=== Dataset rows ===

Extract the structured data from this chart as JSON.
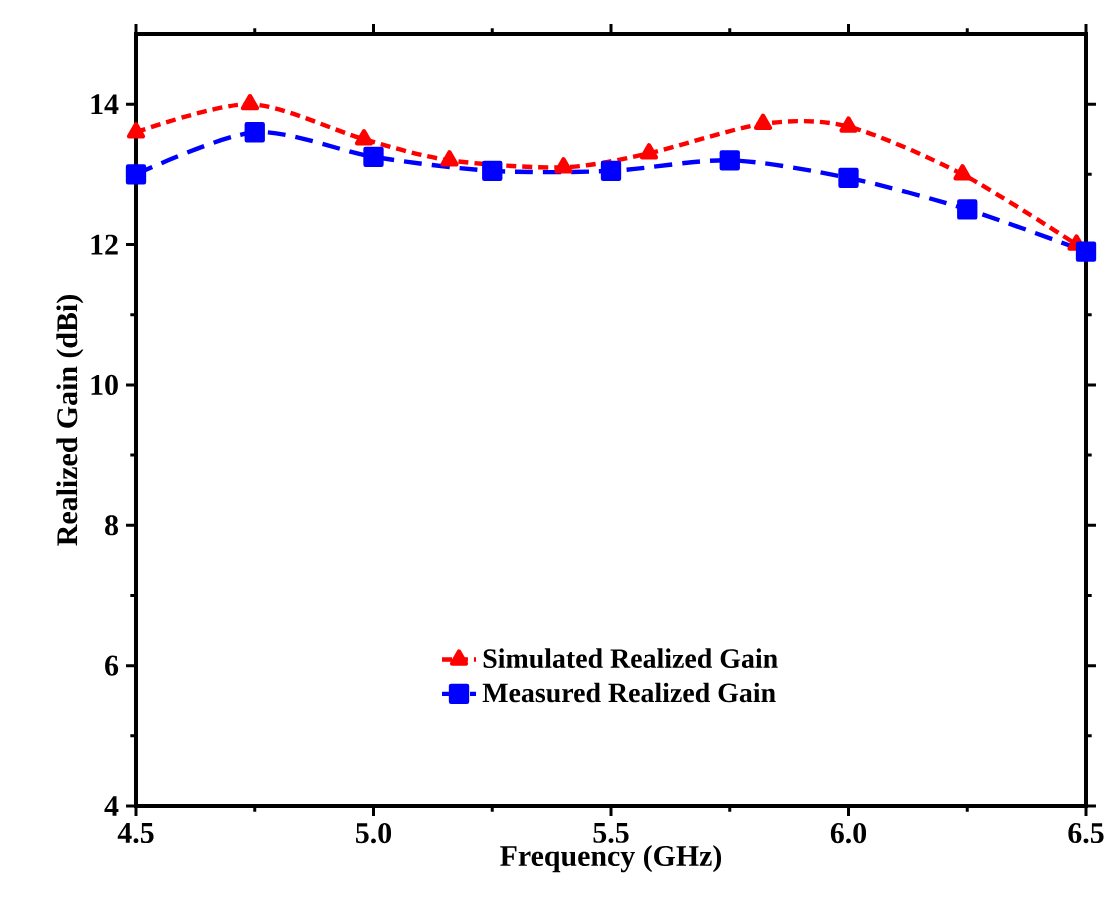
{
  "chart_data": {
    "type": "line",
    "xlabel": "Frequency (GHz)",
    "ylabel": "Realized Gain (dBi)",
    "xlim": [
      4.5,
      6.5
    ],
    "ylim": [
      4,
      15
    ],
    "xticks": [
      {
        "value": 4.5,
        "label": "4.5"
      },
      {
        "value": 5.0,
        "label": "5.0"
      },
      {
        "value": 5.5,
        "label": "5.5"
      },
      {
        "value": 6.0,
        "label": "6.0"
      },
      {
        "value": 6.5,
        "label": "6.5"
      }
    ],
    "yticks": [
      4,
      6,
      8,
      10,
      12,
      14
    ],
    "legend": "bottom",
    "grid": false,
    "line_style": "dashed",
    "series": [
      {
        "name": "Simulated Realized Gain",
        "color": "#ff0000",
        "marker": "triangle",
        "x": [
          4.5,
          4.74,
          4.98,
          5.16,
          5.4,
          5.58,
          5.82,
          6.0,
          6.24,
          6.48
        ],
        "values": [
          13.6,
          14.0,
          13.5,
          13.2,
          13.1,
          13.3,
          13.72,
          13.68,
          13.0,
          12.0
        ]
      },
      {
        "name": "Measured Realized Gain",
        "color": "#0000ff",
        "marker": "square",
        "x": [
          4.5,
          4.75,
          5.0,
          5.25,
          5.5,
          5.75,
          6.0,
          6.25,
          6.5
        ],
        "values": [
          13.0,
          13.6,
          13.25,
          13.05,
          13.05,
          13.2,
          12.95,
          12.5,
          11.9
        ]
      }
    ]
  }
}
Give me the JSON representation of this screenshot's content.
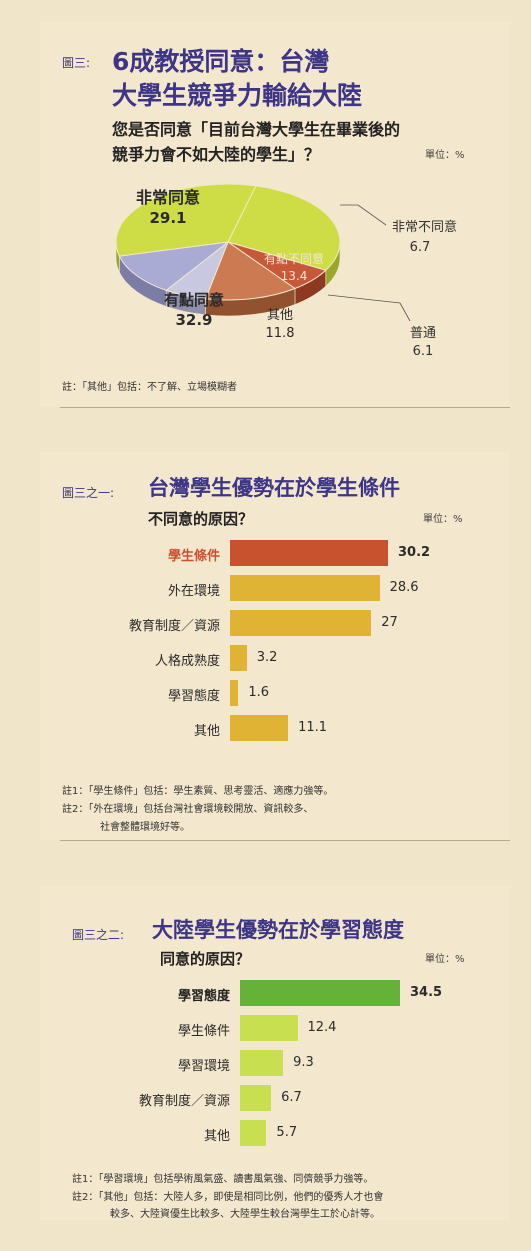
{
  "figure1": {
    "label": "圖三:",
    "title_line1": "6成教授同意：台灣",
    "title_line2": "大學生競爭力輸給大陸",
    "question_line1": "您是否同意「目前台灣大學生在畢業後的",
    "question_line2": "競爭力會不如大陸的學生」？",
    "unit": "單位：%",
    "note": "註：「其他」包括：不了解、立場模糊者"
  },
  "figure2": {
    "label": "圖三之一:",
    "title": "台灣學生優勢在於學生條件",
    "subtitle": "不同意的原因？",
    "unit": "單位：%",
    "note1": "註1：「學生條件」包括：學生素質、思考靈活、適應力強等。",
    "note2a": "註2：「外在環境」包括台灣社會環境較開放、資訊較多、",
    "note2b": "社會整體環境好等。"
  },
  "figure3": {
    "label": "圖三之二:",
    "title": "大陸學生優勢在於學習態度",
    "subtitle": "同意的原因？",
    "unit": "單位：%",
    "note1": "註1：「學習環境」包括學術風氣盛、讀書風氣強、同儕競爭力強等。",
    "note2a": "註2：「其他」包括：大陸人多，即使是相同比例，他們的優秀人才也會",
    "note2b": "較多、大陸資優生比較多、大陸學生較台灣學生工於心計等。"
  },
  "chart_data": [
    {
      "type": "pie",
      "title": "6成教授同意：台灣大學生競爭力輸給大陸",
      "categories": [
        "非常同意",
        "非常不同意",
        "有點不同意",
        "普通",
        "其他",
        "有點同意"
      ],
      "values": [
        29.1,
        6.7,
        13.4,
        6.1,
        11.8,
        32.9
      ],
      "value_labels": [
        "29.1",
        "6.7",
        "13.4",
        "6.1",
        "11.8",
        "32.9"
      ],
      "colors": [
        "#cedd45",
        "#c8583a",
        "#cc7a52",
        "#c8c9e0",
        "#a9abd4",
        "#cedd45"
      ],
      "side_colors": [
        "#9aa82a",
        "#8e3a22",
        "#93522f",
        "#8f90ab",
        "#7b7da6",
        "#9aa82a"
      ]
    },
    {
      "type": "bar",
      "title": "台灣學生優勢在於學生條件",
      "categories": [
        "學生條件",
        "外在環境",
        "教育制度／資源",
        "人格成熟度",
        "學習態度",
        "其他"
      ],
      "values": [
        30.2,
        28.6,
        27,
        3.2,
        1.6,
        11.1
      ],
      "value_labels": [
        "30.2",
        "28.6",
        "27",
        "3.2",
        "1.6",
        "11.1"
      ],
      "highlight": 0,
      "colors": {
        "highlight": "#c9522e",
        "normal": "#e0b335"
      }
    },
    {
      "type": "bar",
      "title": "大陸學生優勢在於學習態度",
      "categories": [
        "學習態度",
        "學生條件",
        "學習環境",
        "教育制度／資源",
        "其他"
      ],
      "values": [
        34.5,
        12.4,
        9.3,
        6.7,
        5.7
      ],
      "value_labels": [
        "34.5",
        "12.4",
        "9.3",
        "6.7",
        "5.7"
      ],
      "highlight": 0,
      "colors": {
        "highlight": "#66b138",
        "normal": "#c8df50"
      }
    }
  ]
}
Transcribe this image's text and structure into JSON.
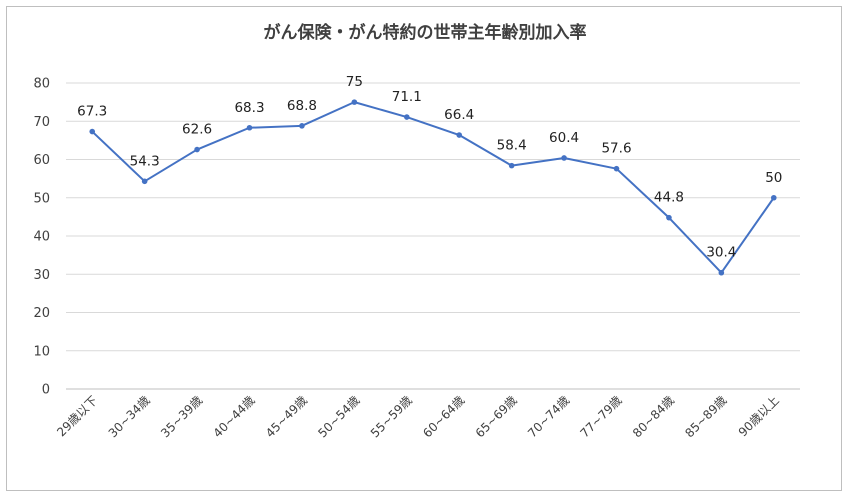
{
  "chart_data": {
    "type": "line",
    "title": "がん保険・がん特約の世帯主年齢別加入率",
    "xlabel": "",
    "ylabel": "",
    "categories": [
      "29歳以下",
      "30~34歳",
      "35~39歳",
      "40~44歳",
      "45~49歳",
      "50~54歳",
      "55~59歳",
      "60~64歳",
      "65~69歳",
      "70~74歳",
      "77~79歳",
      "80~84歳",
      "85~89歳",
      "90歳以上"
    ],
    "series": [
      {
        "values": [
          67.3,
          54.3,
          62.6,
          68.3,
          68.8,
          75,
          71.1,
          66.4,
          58.4,
          60.4,
          57.6,
          44.8,
          30.4,
          50
        ]
      }
    ],
    "data_labels": [
      "67.3",
      "54.3",
      "62.6",
      "68.3",
      "68.8",
      "75",
      "71.1",
      "66.4",
      "58.4",
      "60.4",
      "57.6",
      "44.8",
      "30.4",
      "50"
    ],
    "ylim": [
      0,
      80
    ],
    "yticks": [
      0,
      10,
      20,
      30,
      40,
      50,
      60,
      70,
      80
    ],
    "grid": true,
    "legend": "none",
    "line_color": "#4472C4",
    "grid_color": "#d9d9d9"
  }
}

===

Without including any picture, retype the entries exactly.

Extract the structured data from this chart as JSON.
{
  "chart_data": {
    "type": "line",
    "xlabel": "Frequency (GHz)",
    "ylabel": "Realized Gain (dBi)",
    "xlim": [
      4.5,
      6.5
    ],
    "ylim": [
      4,
      15
    ],
    "xticks": [
      {
        "value": 4.5,
        "label": "4.5"
      },
      {
        "value": 5.0,
        "label": "5.0"
      },
      {
        "value": 5.5,
        "label": "5.5"
      },
      {
        "value": 6.0,
        "label": "6.0"
      },
      {
        "value": 6.5,
        "label": "6.5"
      }
    ],
    "yticks": [
      4,
      6,
      8,
      10,
      12,
      14
    ],
    "legend": "bottom",
    "grid": false,
    "line_style": "dashed",
    "series": [
      {
        "name": "Simulated Realized Gain",
        "color": "#ff0000",
        "marker": "triangle",
        "x": [
          4.5,
          4.74,
          4.98,
          5.16,
          5.4,
          5.58,
          5.82,
          6.0,
          6.24,
          6.48
        ],
        "values": [
          13.6,
          14.0,
          13.5,
          13.2,
          13.1,
          13.3,
          13.72,
          13.68,
          13.0,
          12.0
        ]
      },
      {
        "name": "Measured Realized Gain",
        "color": "#0000ff",
        "marker": "square",
        "x": [
          4.5,
          4.75,
          5.0,
          5.25,
          5.5,
          5.75,
          6.0,
          6.25,
          6.5
        ],
        "values": [
          13.0,
          13.6,
          13.25,
          13.05,
          13.05,
          13.2,
          12.95,
          12.5,
          11.9
        ]
      }
    ]
  }
}
Give me the JSON representation of this screenshot's content.
{
  "figure1": {
    "label": "圖三:",
    "title_line1": "6成教授同意：台灣",
    "title_line2": "大學生競爭力輸給大陸",
    "question_line1": "您是否同意「目前台灣大學生在畢業後的",
    "question_line2": "競爭力會不如大陸的學生」？",
    "unit": "單位：%",
    "note": "註：「其他」包括：不了解、立場模糊者"
  },
  "figure2": {
    "label": "圖三之一:",
    "title": "台灣學生優勢在於學生條件",
    "subtitle": "不同意的原因？",
    "unit": "單位：%",
    "note1": "註1：「學生條件」包括：學生素質、思考靈活、適應力強等。",
    "note2a": "註2：「外在環境」包括台灣社會環境較開放、資訊較多、",
    "note2b": "社會整體環境好等。"
  },
  "figure3": {
    "label": "圖三之二:",
    "title": "大陸學生優勢在於學習態度",
    "subtitle": "同意的原因？",
    "unit": "單位：%",
    "note1": "註1：「學習環境」包括學術風氣盛、讀書風氣強、同儕競爭力強等。",
    "note2a": "註2：「其他」包括：大陸人多，即使是相同比例，他們的優秀人才也會",
    "note2b": "較多、大陸資優生比較多、大陸學生較台灣學生工於心計等。"
  },
  "chart_data": [
    {
      "type": "pie",
      "title": "6成教授同意：台灣大學生競爭力輸給大陸",
      "categories": [
        "非常同意",
        "非常不同意",
        "有點不同意",
        "普通",
        "其他",
        "有點同意"
      ],
      "values": [
        29.1,
        6.7,
        13.4,
        6.1,
        11.8,
        32.9
      ],
      "value_labels": [
        "29.1",
        "6.7",
        "13.4",
        "6.1",
        "11.8",
        "32.9"
      ],
      "colors": [
        "#cedd45",
        "#c8583a",
        "#cc7a52",
        "#c8c9e0",
        "#a9abd4",
        "#cedd45"
      ],
      "side_colors": [
        "#9aa82a",
        "#8e3a22",
        "#93522f",
        "#8f90ab",
        "#7b7da6",
        "#9aa82a"
      ]
    },
    {
      "type": "bar",
      "title": "台灣學生優勢在於學生條件",
      "categories": [
        "學生條件",
        "外在環境",
        "教育制度／資源",
        "人格成熟度",
        "學習態度",
        "其他"
      ],
      "values": [
        30.2,
        28.6,
        27,
        3.2,
        1.6,
        11.1
      ],
      "value_labels": [
        "30.2",
        "28.6",
        "27",
        "3.2",
        "1.6",
        "11.1"
      ],
      "highlight": 0,
      "colors": {
        "highlight": "#c9522e",
        "normal": "#e0b335"
      }
    },
    {
      "type": "bar",
      "title": "大陸學生優勢在於學習態度",
      "categories": [
        "學習態度",
        "學生條件",
        "學習環境",
        "教育制度／資源",
        "其他"
      ],
      "values": [
        34.5,
        12.4,
        9.3,
        6.7,
        5.7
      ],
      "value_labels": [
        "34.5",
        "12.4",
        "9.3",
        "6.7",
        "5.7"
      ],
      "highlight": 0,
      "colors": {
        "highlight": "#66b138",
        "normal": "#c8df50"
      }
    }
  ]
}
Transcribe this image's text and structure into JSON.
{
  "chart_data": {
    "type": "line",
    "title": "がん保険・がん特約の世帯主年齢別加入率",
    "xlabel": "",
    "ylabel": "",
    "categories": [
      "29歳以下",
      "30~34歳",
      "35~39歳",
      "40~44歳",
      "45~49歳",
      "50~54歳",
      "55~59歳",
      "60~64歳",
      "65~69歳",
      "70~74歳",
      "77~79歳",
      "80~84歳",
      "85~89歳",
      "90歳以上"
    ],
    "series": [
      {
        "values": [
          67.3,
          54.3,
          62.6,
          68.3,
          68.8,
          75,
          71.1,
          66.4,
          58.4,
          60.4,
          57.6,
          44.8,
          30.4,
          50
        ]
      }
    ],
    "data_labels": [
      "67.3",
      "54.3",
      "62.6",
      "68.3",
      "68.8",
      "75",
      "71.1",
      "66.4",
      "58.4",
      "60.4",
      "57.6",
      "44.8",
      "30.4",
      "50"
    ],
    "ylim": [
      0,
      80
    ],
    "yticks": [
      0,
      10,
      20,
      30,
      40,
      50,
      60,
      70,
      80
    ],
    "grid": true,
    "legend": "none",
    "line_color": "#4472C4",
    "grid_color": "#d9d9d9"
  }
}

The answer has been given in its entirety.